Stored data entries

--

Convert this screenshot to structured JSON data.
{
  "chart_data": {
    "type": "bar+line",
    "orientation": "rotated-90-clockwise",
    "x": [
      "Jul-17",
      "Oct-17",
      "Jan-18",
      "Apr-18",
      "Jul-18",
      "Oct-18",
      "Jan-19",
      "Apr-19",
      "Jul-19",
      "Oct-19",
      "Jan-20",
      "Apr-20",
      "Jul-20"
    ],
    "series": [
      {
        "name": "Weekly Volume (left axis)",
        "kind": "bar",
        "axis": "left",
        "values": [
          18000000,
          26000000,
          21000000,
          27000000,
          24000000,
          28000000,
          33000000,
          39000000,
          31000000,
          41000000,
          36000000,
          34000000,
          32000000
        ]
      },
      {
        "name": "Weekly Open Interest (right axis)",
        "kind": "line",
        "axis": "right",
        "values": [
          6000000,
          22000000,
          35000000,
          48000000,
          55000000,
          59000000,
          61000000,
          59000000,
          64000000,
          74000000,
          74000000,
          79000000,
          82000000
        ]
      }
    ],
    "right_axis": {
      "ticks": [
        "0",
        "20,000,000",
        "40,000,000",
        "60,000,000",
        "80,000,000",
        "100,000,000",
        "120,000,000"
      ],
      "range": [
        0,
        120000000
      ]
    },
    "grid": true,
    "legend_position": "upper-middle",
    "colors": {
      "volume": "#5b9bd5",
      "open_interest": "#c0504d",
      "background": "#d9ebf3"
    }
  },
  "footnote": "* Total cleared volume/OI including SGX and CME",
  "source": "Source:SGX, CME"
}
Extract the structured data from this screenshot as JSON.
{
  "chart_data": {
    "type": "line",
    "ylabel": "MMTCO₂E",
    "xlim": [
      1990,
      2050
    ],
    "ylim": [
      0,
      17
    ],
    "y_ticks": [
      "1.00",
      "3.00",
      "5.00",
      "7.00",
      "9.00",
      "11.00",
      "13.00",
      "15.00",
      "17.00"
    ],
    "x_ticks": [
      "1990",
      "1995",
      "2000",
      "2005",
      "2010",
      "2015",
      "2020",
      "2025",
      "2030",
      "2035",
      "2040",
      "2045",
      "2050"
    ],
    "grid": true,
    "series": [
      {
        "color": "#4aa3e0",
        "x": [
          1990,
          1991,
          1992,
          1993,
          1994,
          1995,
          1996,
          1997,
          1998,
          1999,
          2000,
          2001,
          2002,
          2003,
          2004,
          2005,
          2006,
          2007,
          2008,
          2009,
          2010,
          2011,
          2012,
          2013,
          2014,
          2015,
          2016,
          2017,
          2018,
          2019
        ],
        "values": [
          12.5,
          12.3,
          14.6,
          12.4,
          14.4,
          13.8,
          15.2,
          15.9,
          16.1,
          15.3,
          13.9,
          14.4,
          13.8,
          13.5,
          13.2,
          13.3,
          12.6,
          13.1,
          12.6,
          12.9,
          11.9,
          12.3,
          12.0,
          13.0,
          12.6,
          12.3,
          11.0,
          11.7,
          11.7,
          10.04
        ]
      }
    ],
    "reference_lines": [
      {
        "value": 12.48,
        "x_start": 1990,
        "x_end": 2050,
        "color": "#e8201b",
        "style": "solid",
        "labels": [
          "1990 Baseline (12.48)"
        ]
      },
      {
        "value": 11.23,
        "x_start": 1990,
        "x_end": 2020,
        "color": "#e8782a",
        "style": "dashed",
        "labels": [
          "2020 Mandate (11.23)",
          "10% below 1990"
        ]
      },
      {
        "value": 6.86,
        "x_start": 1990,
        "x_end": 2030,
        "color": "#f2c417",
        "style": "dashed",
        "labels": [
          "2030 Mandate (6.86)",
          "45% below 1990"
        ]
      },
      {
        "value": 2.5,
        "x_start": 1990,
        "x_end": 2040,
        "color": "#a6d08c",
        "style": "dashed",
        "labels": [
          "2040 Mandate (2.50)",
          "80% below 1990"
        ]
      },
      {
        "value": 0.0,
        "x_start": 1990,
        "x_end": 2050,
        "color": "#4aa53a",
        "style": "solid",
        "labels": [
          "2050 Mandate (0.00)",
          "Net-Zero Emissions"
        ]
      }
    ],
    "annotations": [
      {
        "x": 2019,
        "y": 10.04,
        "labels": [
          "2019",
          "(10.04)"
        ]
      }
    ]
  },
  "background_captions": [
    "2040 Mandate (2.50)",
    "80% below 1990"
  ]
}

--

→ Exercise directions: Extract the data exactly as given.

→ The answer:
Convert this screenshot to structured JSON data.
{
  "chart_data": {
    "type": "bar+line",
    "orientation": "rotated-90-clockwise",
    "x": [
      "Jul-17",
      "Oct-17",
      "Jan-18",
      "Apr-18",
      "Jul-18",
      "Oct-18",
      "Jan-19",
      "Apr-19",
      "Jul-19",
      "Oct-19",
      "Jan-20",
      "Apr-20",
      "Jul-20"
    ],
    "series": [
      {
        "name": "Weekly Volume (left axis)",
        "kind": "bar",
        "axis": "left",
        "values": [
          18000000,
          26000000,
          21000000,
          27000000,
          24000000,
          28000000,
          33000000,
          39000000,
          31000000,
          41000000,
          36000000,
          34000000,
          32000000
        ]
      },
      {
        "name": "Weekly Open Interest (right axis)",
        "kind": "line",
        "axis": "right",
        "values": [
          6000000,
          22000000,
          35000000,
          48000000,
          55000000,
          59000000,
          61000000,
          59000000,
          64000000,
          74000000,
          74000000,
          79000000,
          82000000
        ]
      }
    ],
    "right_axis": {
      "ticks": [
        "0",
        "20,000,000",
        "40,000,000",
        "60,000,000",
        "80,000,000",
        "100,000,000",
        "120,000,000"
      ],
      "range": [
        0,
        120000000
      ]
    },
    "grid": true,
    "legend_position": "upper-middle",
    "colors": {
      "volume": "#5b9bd5",
      "open_interest": "#c0504d",
      "background": "#d9ebf3"
    }
  },
  "footnote": "* Total cleared volume/OI including SGX and CME",
  "source": "Source:SGX, CME"
}
Extract the structured data from this screenshot as JSON.
{
  "chart_data": {
    "type": "line",
    "ylabel": "MMTCO₂E",
    "xlim": [
      1990,
      2050
    ],
    "ylim": [
      0,
      17
    ],
    "y_ticks": [
      "1.00",
      "3.00",
      "5.00",
      "7.00",
      "9.00",
      "11.00",
      "13.00",
      "15.00",
      "17.00"
    ],
    "x_ticks": [
      "1990",
      "1995",
      "2000",
      "2005",
      "2010",
      "2015",
      "2020",
      "2025",
      "2030",
      "2035",
      "2040",
      "2045",
      "2050"
    ],
    "grid": true,
    "series": [
      {
        "color": "#4aa3e0",
        "x": [
          1990,
          1991,
          1992,
          1993,
          1994,
          1995,
          1996,
          1997,
          1998,
          1999,
          2000,
          2001,
          2002,
          2003,
          2004,
          2005,
          2006,
          2007,
          2008,
          2009,
          2010,
          2011,
          2012,
          2013,
          2014,
          2015,
          2016,
          2017,
          2018,
          2019
        ],
        "values": [
          12.5,
          12.3,
          14.6,
          12.4,
          14.4,
          13.8,
          15.2,
          15.9,
          16.1,
          15.3,
          13.9,
          14.4,
          13.8,
          13.5,
          13.2,
          13.3,
          12.6,
          13.1,
          12.6,
          12.9,
          11.9,
          12.3,
          12.0,
          13.0,
          12.6,
          12.3,
          11.0,
          11.7,
          11.7,
          10.04
        ]
      }
    ],
    "reference_lines": [
      {
        "value": 12.48,
        "x_start": 1990,
        "x_end": 2050,
        "color": "#e8201b",
        "style": "solid",
        "labels": [
          "1990 Baseline (12.48)"
        ]
      },
      {
        "value": 11.23,
        "x_start": 1990,
        "x_end": 2020,
        "color": "#e8782a",
        "style": "dashed",
        "labels": [
          "2020 Mandate (11.23)",
          "10% below 1990"
        ]
      },
      {
        "value": 6.86,
        "x_start": 1990,
        "x_end": 2030,
        "color": "#f2c417",
        "style": "dashed",
        "labels": [
          "2030 Mandate (6.86)",
          "45% below 1990"
        ]
      },
      {
        "value": 2.5,
        "x_start": 1990,
        "x_end": 2040,
        "color": "#a6d08c",
        "style": "dashed",
        "labels": [
          "2040 Mandate (2.50)",
          "80% below 1990"
        ]
      },
      {
        "value": 0.0,
        "x_start": 1990,
        "x_end": 2050,
        "color": "#4aa53a",
        "style": "solid",
        "labels": [
          "2050 Mandate (0.00)",
          "Net-Zero Emissions"
        ]
      }
    ],
    "annotations": [
      {
        "x": 2019,
        "y": 10.04,
        "labels": [
          "2019",
          "(10.04)"
        ]
      }
    ]
  },
  "background_captions": [
    "2040 Mandate (2.50)",
    "80% below 1990"
  ]
}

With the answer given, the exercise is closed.